Exercise aim -
Can you restate the records below word for word?

Material provided -
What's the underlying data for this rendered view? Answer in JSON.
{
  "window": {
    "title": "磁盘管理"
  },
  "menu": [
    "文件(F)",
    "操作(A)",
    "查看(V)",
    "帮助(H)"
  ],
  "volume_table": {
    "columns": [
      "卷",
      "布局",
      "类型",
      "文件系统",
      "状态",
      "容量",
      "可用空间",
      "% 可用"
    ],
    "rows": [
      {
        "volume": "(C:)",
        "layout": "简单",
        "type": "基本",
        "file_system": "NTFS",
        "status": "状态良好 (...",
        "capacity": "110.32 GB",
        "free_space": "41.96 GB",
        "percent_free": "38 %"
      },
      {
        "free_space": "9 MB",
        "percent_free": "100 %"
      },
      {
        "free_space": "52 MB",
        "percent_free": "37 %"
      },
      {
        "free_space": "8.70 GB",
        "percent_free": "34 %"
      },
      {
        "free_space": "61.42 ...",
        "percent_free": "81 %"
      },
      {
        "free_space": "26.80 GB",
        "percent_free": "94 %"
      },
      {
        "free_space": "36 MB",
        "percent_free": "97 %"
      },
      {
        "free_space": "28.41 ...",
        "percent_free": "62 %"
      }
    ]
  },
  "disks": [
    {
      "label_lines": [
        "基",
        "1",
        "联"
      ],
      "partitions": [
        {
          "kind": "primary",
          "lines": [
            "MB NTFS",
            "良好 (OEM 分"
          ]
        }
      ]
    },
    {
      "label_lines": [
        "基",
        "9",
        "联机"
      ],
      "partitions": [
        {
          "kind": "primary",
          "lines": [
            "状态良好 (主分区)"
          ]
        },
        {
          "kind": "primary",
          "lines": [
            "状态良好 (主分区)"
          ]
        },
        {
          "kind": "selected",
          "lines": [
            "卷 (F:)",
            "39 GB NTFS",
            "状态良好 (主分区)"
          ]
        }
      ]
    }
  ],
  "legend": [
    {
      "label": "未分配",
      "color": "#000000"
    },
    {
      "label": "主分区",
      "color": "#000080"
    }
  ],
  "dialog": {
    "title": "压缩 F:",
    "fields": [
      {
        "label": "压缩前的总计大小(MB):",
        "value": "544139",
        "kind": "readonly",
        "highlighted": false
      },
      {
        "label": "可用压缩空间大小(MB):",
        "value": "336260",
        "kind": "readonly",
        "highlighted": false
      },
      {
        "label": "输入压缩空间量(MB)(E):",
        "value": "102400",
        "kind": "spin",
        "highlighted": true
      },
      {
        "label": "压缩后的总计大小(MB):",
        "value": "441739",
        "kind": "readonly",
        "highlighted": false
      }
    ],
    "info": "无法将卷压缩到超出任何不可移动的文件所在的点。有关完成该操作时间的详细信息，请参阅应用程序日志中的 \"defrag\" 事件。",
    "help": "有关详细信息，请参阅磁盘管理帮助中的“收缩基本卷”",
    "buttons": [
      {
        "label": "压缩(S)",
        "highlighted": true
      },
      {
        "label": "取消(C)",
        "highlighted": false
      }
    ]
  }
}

Correct answer -
What's the underlying data for this rendered view? Answer in JSON.
{
  "window": {
    "title": "磁盘管理"
  },
  "menu": [
    "文件(F)",
    "操作(A)",
    "查看(V)",
    "帮助(H)"
  ],
  "volume_table": {
    "columns": [
      "卷",
      "布局",
      "类型",
      "文件系统",
      "状态",
      "容量",
      "可用空间",
      "% 可用"
    ],
    "rows": [
      {
        "volume": "(C:)",
        "layout": "简单",
        "type": "基本",
        "file_system": "NTFS",
        "status": "状态良好 (...",
        "capacity": "110.32 GB",
        "free_space": "41.96 GB",
        "percent_free": "38 %"
      },
      {
        "free_space": "9 MB",
        "percent_free": "100 %"
      },
      {
        "free_space": "52 MB",
        "percent_free": "37 %"
      },
      {
        "free_space": "8.70 GB",
        "percent_free": "34 %"
      },
      {
        "free_space": "61.42 ...",
        "percent_free": "81 %"
      },
      {
        "free_space": "26.80 GB",
        "percent_free": "94 %"
      },
      {
        "free_space": "36 MB",
        "percent_free": "97 %"
      },
      {
        "free_space": "28.41 ...",
        "percent_free": "62 %"
      }
    ]
  },
  "disks": [
    {
      "label_lines": [
        "基",
        "1",
        "联"
      ],
      "partitions": [
        {
          "kind": "primary",
          "lines": [
            "MB NTFS",
            "良好 (OEM 分"
          ]
        }
      ]
    },
    {
      "label_lines": [
        "基",
        "9",
        "联机"
      ],
      "partitions": [
        {
          "kind": "primary",
          "lines": [
            "状态良好 (主分区)"
          ]
        },
        {
          "kind": "primary",
          "lines": [
            "状态良好 (主分区)"
          ]
        },
        {
          "kind": "selected",
          "lines": [
            "卷 (F:)",
            "39 GB NTFS",
            "状态良好 (主分区)"
          ]
        }
      ]
    }
  ],
  "legend": [
    {
      "label": "未分配",
      "color": "#000000"
    },
    {
      "label": "主分区",
      "color": "#000080"
    }
  ],
  "dialog": {
    "title": "压缩 F:",
    "fields": [
      {
        "label": "压缩前的总计大小(MB):",
        "value": "544139",
        "kind": "readonly",
        "highlighted": false
      },
      {
        "label": "可用压缩空间大小(MB):",
        "value": "336260",
        "kind": "readonly",
        "highlighted": false
      },
      {
        "label": "输入压缩空间量(MB)(E):",
        "value": "102400",
        "kind": "spin",
        "highlighted": true
      },
      {
        "label": "压缩后的总计大小(MB):",
        "value": "441739",
        "kind": "readonly",
        "highlighted": false
      }
    ],
    "info": "无法将卷压缩到超出任何不可移动的文件所在的点。有关完成该操作时间的详细信息，请参阅应用程序日志中的 \"defrag\" 事件。",
    "help": "有关详细信息，请参阅磁盘管理帮助中的“收缩基本卷”",
    "buttons": [
      {
        "label": "压缩(S)",
        "highlighted": true
      },
      {
        "label": "取消(C)",
        "highlighted": false
      }
    ]
  }
}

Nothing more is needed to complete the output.